• LISTING:
▼

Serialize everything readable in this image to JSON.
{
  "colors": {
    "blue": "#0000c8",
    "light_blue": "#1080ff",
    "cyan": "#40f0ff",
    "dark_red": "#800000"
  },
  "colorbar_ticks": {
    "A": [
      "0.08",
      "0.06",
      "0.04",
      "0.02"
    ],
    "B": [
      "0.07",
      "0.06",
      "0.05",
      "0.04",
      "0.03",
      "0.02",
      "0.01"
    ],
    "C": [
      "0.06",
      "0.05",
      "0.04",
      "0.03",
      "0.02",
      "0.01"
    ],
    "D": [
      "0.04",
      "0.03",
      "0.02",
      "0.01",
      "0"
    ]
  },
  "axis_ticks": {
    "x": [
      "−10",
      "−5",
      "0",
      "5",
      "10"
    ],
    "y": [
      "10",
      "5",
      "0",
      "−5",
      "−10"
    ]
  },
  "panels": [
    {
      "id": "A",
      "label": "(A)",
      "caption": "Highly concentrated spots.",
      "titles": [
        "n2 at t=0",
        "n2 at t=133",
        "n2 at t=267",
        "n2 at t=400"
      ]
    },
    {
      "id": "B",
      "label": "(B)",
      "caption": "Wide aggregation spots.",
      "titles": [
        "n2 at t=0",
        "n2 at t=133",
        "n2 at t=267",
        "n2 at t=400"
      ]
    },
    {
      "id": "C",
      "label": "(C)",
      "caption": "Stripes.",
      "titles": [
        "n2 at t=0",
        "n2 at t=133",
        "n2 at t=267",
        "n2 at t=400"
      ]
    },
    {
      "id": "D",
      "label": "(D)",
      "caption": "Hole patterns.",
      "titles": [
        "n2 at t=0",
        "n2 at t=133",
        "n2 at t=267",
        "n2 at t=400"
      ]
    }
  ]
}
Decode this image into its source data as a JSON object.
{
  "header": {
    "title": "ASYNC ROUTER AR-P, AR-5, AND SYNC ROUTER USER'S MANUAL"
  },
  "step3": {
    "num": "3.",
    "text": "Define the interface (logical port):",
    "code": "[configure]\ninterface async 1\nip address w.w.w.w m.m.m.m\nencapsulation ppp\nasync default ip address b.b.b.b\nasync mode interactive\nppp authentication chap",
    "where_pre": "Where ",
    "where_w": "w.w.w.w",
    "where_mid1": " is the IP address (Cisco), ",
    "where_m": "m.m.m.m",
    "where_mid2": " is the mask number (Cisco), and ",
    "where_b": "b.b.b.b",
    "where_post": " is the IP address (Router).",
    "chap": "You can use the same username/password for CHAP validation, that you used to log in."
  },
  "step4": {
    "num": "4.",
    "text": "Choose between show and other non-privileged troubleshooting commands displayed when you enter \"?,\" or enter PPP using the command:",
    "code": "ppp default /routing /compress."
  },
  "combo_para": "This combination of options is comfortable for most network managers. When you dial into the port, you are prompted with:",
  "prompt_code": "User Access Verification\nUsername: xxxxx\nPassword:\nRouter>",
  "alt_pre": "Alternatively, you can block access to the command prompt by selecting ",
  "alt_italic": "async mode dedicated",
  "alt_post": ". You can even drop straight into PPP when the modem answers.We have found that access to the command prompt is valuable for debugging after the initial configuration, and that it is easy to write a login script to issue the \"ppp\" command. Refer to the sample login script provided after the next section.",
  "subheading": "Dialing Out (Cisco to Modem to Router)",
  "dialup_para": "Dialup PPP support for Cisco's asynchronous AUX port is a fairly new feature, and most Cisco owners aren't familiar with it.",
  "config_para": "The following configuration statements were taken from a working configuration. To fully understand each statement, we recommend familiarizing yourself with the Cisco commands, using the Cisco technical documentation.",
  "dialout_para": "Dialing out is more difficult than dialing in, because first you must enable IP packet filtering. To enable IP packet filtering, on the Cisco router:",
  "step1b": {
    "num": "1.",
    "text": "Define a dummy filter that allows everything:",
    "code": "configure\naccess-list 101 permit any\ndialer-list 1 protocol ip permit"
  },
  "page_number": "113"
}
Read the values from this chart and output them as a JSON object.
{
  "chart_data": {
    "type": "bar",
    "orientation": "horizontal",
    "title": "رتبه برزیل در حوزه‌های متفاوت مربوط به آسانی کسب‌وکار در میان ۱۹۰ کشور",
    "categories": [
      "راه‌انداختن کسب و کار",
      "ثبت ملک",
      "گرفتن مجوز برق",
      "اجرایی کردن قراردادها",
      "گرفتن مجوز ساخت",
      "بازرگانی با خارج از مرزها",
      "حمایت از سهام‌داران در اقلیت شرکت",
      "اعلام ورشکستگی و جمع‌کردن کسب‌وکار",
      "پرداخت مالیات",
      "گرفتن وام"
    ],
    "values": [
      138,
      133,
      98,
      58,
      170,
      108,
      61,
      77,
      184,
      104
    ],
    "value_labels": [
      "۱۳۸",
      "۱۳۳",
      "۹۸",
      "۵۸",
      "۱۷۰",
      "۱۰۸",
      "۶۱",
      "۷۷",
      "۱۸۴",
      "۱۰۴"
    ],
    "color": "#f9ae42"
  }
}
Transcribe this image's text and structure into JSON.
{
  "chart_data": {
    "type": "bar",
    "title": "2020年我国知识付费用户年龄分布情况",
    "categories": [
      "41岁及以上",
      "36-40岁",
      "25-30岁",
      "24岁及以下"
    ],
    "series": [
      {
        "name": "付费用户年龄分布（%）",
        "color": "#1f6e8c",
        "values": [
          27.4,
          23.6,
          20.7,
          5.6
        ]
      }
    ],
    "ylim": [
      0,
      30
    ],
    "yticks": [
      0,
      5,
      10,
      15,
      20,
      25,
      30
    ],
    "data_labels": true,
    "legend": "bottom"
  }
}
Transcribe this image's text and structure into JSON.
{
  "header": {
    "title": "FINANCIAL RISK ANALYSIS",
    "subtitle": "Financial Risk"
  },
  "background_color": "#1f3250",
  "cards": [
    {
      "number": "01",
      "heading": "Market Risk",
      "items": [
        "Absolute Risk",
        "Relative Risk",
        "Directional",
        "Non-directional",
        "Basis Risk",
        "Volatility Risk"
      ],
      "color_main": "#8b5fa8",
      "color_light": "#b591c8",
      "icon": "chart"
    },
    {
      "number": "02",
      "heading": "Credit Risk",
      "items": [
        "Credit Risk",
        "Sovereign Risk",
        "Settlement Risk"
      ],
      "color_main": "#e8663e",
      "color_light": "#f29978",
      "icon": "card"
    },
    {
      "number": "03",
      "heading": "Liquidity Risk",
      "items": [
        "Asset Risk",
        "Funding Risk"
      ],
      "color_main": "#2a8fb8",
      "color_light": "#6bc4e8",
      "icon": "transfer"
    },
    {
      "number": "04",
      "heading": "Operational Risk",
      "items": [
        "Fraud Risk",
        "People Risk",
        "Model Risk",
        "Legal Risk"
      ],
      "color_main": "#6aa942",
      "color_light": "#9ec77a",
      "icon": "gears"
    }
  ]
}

▲

• WHAT IS REQUIRED:
List each line holding the string "JSON".

• SOLUTION:
Serialize everything readable in this image to JSON.
Decode this image into its source data as a JSON object.
Read the values from this chart and output them as a JSON object.
Transcribe this image's text and structure into JSON.
Transcribe this image's text and structure into JSON.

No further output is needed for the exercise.